Short task:
Repeat verbatim the part of the listing that opens with the line containing "clock-icon xyxy=(351,641,372,662)" and closes with the line containing "storefront-icon xyxy=(351,257,372,278)", both of those lines included.

Supplied records:
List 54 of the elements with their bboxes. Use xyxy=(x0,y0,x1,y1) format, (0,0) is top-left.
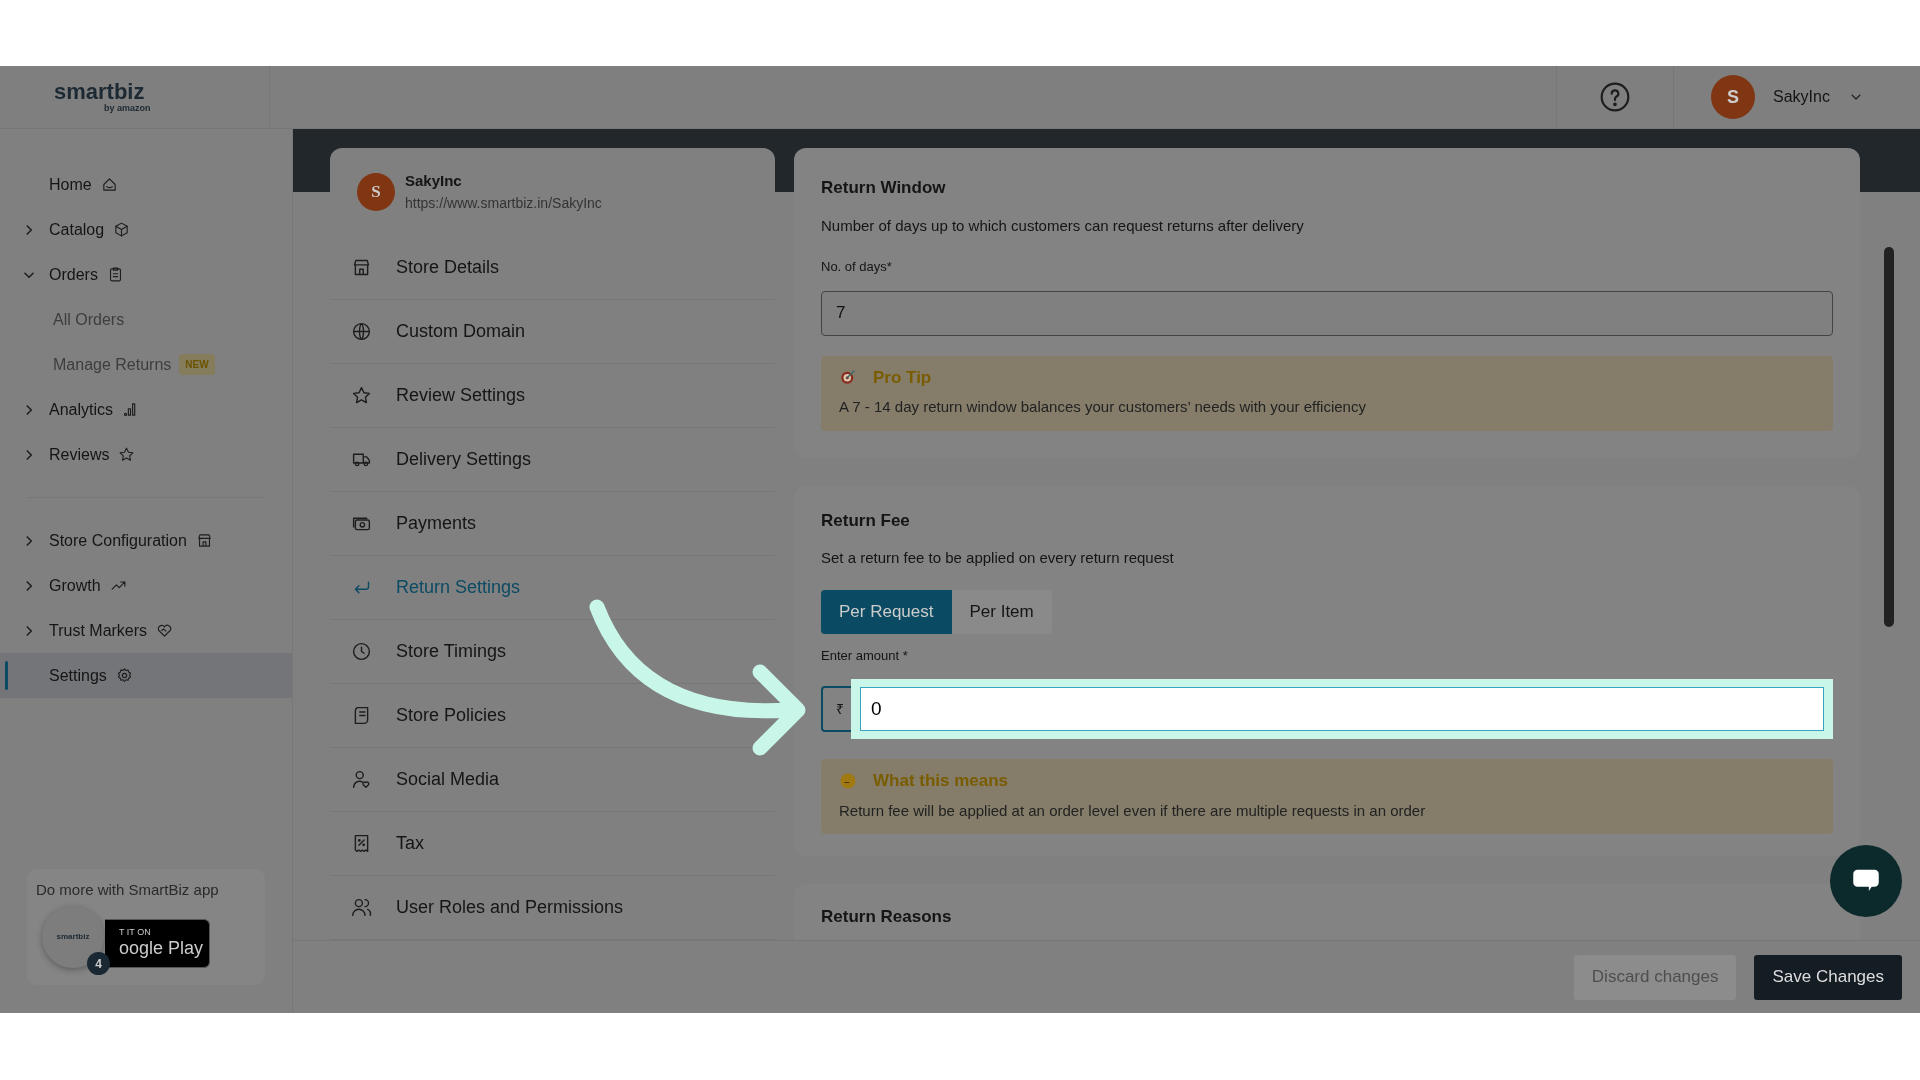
clock-icon xyxy=(351,641,372,662)
sidebar-item[interactable]: Store Configuration xyxy=(0,518,292,563)
fee-type-toggle[interactable]: Per Item xyxy=(951,589,1052,634)
section-description: Number of days up to which customers can request returns after delivery xyxy=(821,215,1305,236)
home-icon xyxy=(100,176,118,193)
section-title: Return Window xyxy=(821,177,947,199)
help-icon[interactable] xyxy=(1599,81,1631,113)
scrollbar-thumb[interactable] xyxy=(1884,247,1894,627)
storefront-icon xyxy=(195,532,213,549)
save-button[interactable]: Save Changes xyxy=(1754,954,1902,1000)
sidebar-item[interactable]: Catalog xyxy=(0,207,292,252)
storefront-icon xyxy=(351,257,372,278)
star-icon xyxy=(351,385,372,406)
cube-icon xyxy=(113,221,131,238)
sidebar-item[interactable]: Orders xyxy=(0,252,292,297)
tip-title: What this means xyxy=(873,770,1009,792)
fee-type-toggle[interactable]: Per Request xyxy=(821,589,952,634)
sidebar-subitem[interactable]: Manage Returns xyxy=(53,352,172,377)
user-name[interactable]: SakyInc xyxy=(1773,85,1830,109)
section-title: Return Fee xyxy=(821,509,911,532)
sidebar-subitem[interactable]: All Orders xyxy=(53,307,125,332)
emoji-icon xyxy=(839,771,857,790)
promo-text: Do more with SmartBiz app xyxy=(36,880,220,900)
count-badge: 4 xyxy=(87,952,110,975)
section-description: Set a return fee to be applied on every return request xyxy=(821,548,1175,568)
target-icon xyxy=(839,368,857,387)
sidebar-item[interactable]: Home xyxy=(0,162,292,207)
tip-text: A 7 - 14 day return window balances your customers’ needs with your efficiency xyxy=(839,397,1367,417)
logo-text: smartbiz xyxy=(54,81,146,103)
star-icon xyxy=(118,446,136,463)
person-heart-icon xyxy=(351,769,372,790)
days-field[interactable]: 7 xyxy=(821,290,1833,336)
sidebar-item[interactable]: Reviews xyxy=(0,432,292,477)
logo-tagline: by amazon xyxy=(104,103,152,113)
store-name: SakyInc xyxy=(405,171,463,192)
field-label: Enter amount * xyxy=(821,646,909,665)
people-icon xyxy=(351,897,372,918)
heart-icon xyxy=(156,622,174,639)
sidebar-item[interactable]: Analytics xyxy=(0,387,292,432)
store-badge[interactable]: T IT ON oogle Play xyxy=(105,919,210,968)
settings-icon xyxy=(115,667,133,684)
user-avatar[interactable]: S xyxy=(1711,75,1755,119)
globe-icon xyxy=(351,321,372,342)
store-url[interactable]: https://www.smartbiz.in/SakyInc xyxy=(405,192,602,214)
sidebar-item[interactable]: Trust Markers xyxy=(0,608,292,653)
sidebar-item[interactable]: Settings xyxy=(0,653,292,698)
store-avatar: S xyxy=(357,173,395,211)
section-title: Return Reasons xyxy=(821,906,953,928)
amount-field[interactable]: 0 xyxy=(860,687,1824,731)
sidebar-item[interactable]: Growth xyxy=(0,563,292,608)
new-badge: NEW xyxy=(179,354,215,375)
tip-title: Pro Tip xyxy=(873,366,932,389)
field-label: No. of days* xyxy=(821,258,893,276)
tip-text: Return fee will be applied at an order level even if there are multiple requests in an order xyxy=(839,800,1427,821)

Output:
clock-icon xyxy=(351,641,372,662)
sidebar-item[interactable]: Store Configuration xyxy=(0,518,292,563)
fee-type-toggle[interactable]: Per Item xyxy=(951,589,1052,634)
section-description: Number of days up to which customers can request returns after delivery xyxy=(821,215,1305,236)
home-icon xyxy=(100,176,118,193)
section-title: Return Window xyxy=(821,177,947,199)
help-icon[interactable] xyxy=(1599,81,1631,113)
scrollbar-thumb[interactable] xyxy=(1884,247,1894,627)
storefront-icon xyxy=(195,532,213,549)
save-button[interactable]: Save Changes xyxy=(1754,954,1902,1000)
sidebar-item[interactable]: Catalog xyxy=(0,207,292,252)
storefront-icon xyxy=(351,257,372,278)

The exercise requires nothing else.